WORK TO DO – Show each line that has the string "variety" in it.

--

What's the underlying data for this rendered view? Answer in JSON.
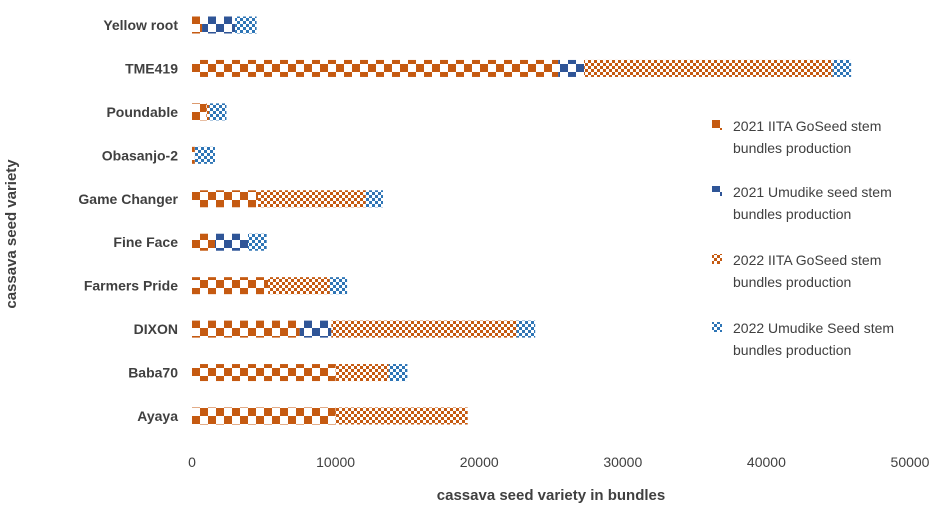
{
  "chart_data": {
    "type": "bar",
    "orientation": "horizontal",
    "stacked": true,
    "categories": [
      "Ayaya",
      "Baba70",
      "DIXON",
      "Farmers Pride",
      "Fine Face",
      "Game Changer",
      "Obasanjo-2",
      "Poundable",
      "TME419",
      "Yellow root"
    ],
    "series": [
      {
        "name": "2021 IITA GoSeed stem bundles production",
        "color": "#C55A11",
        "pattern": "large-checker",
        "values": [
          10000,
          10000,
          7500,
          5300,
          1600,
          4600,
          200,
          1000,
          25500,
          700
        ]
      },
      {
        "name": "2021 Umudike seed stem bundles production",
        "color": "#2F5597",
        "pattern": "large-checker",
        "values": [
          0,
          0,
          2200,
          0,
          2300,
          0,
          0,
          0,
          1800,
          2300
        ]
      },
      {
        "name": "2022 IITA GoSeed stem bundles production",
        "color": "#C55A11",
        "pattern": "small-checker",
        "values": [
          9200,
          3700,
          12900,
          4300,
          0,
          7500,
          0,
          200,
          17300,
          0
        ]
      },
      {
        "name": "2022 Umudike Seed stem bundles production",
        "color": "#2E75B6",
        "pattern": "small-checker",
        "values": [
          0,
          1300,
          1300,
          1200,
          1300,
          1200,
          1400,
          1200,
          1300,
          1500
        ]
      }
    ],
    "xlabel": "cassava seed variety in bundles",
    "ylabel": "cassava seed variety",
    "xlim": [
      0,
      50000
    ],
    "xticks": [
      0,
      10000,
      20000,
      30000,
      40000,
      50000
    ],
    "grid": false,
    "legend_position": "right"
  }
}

--

EXERCISE SOLUTION –
    "xlabel": "cassava seed variety in bundles",
    "ylabel": "cassava seed variety",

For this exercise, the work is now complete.